:: What you should do ::
In the entries below, swap every "disassembled" for "exploded" and keep every other word unchanged.

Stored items
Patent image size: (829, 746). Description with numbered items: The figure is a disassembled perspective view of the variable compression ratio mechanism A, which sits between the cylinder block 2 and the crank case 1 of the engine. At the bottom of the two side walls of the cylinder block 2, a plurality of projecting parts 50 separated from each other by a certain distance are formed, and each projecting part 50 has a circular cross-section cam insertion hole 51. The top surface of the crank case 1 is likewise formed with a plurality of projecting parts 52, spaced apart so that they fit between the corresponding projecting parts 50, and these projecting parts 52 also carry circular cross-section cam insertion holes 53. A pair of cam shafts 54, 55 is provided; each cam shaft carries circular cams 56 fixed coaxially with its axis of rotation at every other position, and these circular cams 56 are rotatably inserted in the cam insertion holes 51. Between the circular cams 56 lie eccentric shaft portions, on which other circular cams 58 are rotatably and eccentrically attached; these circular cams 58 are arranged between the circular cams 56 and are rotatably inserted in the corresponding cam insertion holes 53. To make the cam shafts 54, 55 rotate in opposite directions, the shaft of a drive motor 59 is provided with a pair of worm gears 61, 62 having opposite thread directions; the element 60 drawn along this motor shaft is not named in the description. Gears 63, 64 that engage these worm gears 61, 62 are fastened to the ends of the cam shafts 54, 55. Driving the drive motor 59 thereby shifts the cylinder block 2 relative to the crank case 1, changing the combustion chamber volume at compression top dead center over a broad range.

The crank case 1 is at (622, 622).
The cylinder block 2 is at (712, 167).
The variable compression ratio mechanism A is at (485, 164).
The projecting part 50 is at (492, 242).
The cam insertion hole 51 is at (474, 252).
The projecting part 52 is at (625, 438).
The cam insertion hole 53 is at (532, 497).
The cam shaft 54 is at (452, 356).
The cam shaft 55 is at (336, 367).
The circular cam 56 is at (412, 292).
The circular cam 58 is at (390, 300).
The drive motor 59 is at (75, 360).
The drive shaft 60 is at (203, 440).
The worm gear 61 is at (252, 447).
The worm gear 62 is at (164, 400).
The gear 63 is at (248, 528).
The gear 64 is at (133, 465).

:: Solution to the exercise ::
Patent image size: (829, 746). Description with numbered items: The figure is a exploded perspective view of the variable compression ratio mechanism A, which sits between the cylinder block 2 and the crank case 1 of the engine. At the bottom of the two side walls of the cylinder block 2, a plurality of projecting parts 50 separated from each other by a certain distance are formed, and each projecting part 50 has a circular cross-section cam insertion hole 51. The top surface of the crank case 1 is likewise formed with a plurality of projecting parts 52, spaced apart so that they fit between the corresponding projecting parts 50, and these projecting parts 52 also carry circular cross-section cam insertion holes 53. A pair of cam shafts 54, 55 is provided; each cam shaft carries circular cams 56 fixed coaxially with its axis of rotation at every other position, and these circular cams 56 are rotatably inserted in the cam insertion holes 51. Between the circular cams 56 lie eccentric shaft portions, on which other circular cams 58 are rotatably and eccentrically attached; these circular cams 58 are arranged between the circular cams 56 and are rotatably inserted in the corresponding cam insertion holes 53. To make the cam shafts 54, 55 rotate in opposite directions, the shaft of a drive motor 59 is provided with a pair of worm gears 61, 62 having opposite thread directions; the element 60 drawn along this motor shaft is not named in the description. Gears 63, 64 that engage these worm gears 61, 62 are fastened to the ends of the cam shafts 54, 55. Driving the drive motor 59 thereby shifts the cylinder block 2 relative to the crank case 1, changing the combustion chamber volume at compression top dead center over a broad range.

The crank case 1 is at (622, 622).
The cylinder block 2 is at (712, 167).
The variable compression ratio mechanism A is at (485, 164).
The projecting part 50 is at (492, 242).
The cam insertion hole 51 is at (474, 252).
The projecting part 52 is at (625, 438).
The cam insertion hole 53 is at (532, 497).
The cam shaft 54 is at (452, 356).
The cam shaft 55 is at (336, 367).
The circular cam 56 is at (412, 292).
The circular cam 58 is at (390, 300).
The drive motor 59 is at (75, 360).
The drive shaft 60 is at (203, 440).
The worm gear 61 is at (252, 447).
The worm gear 62 is at (164, 400).
The gear 63 is at (248, 528).
The gear 64 is at (133, 465).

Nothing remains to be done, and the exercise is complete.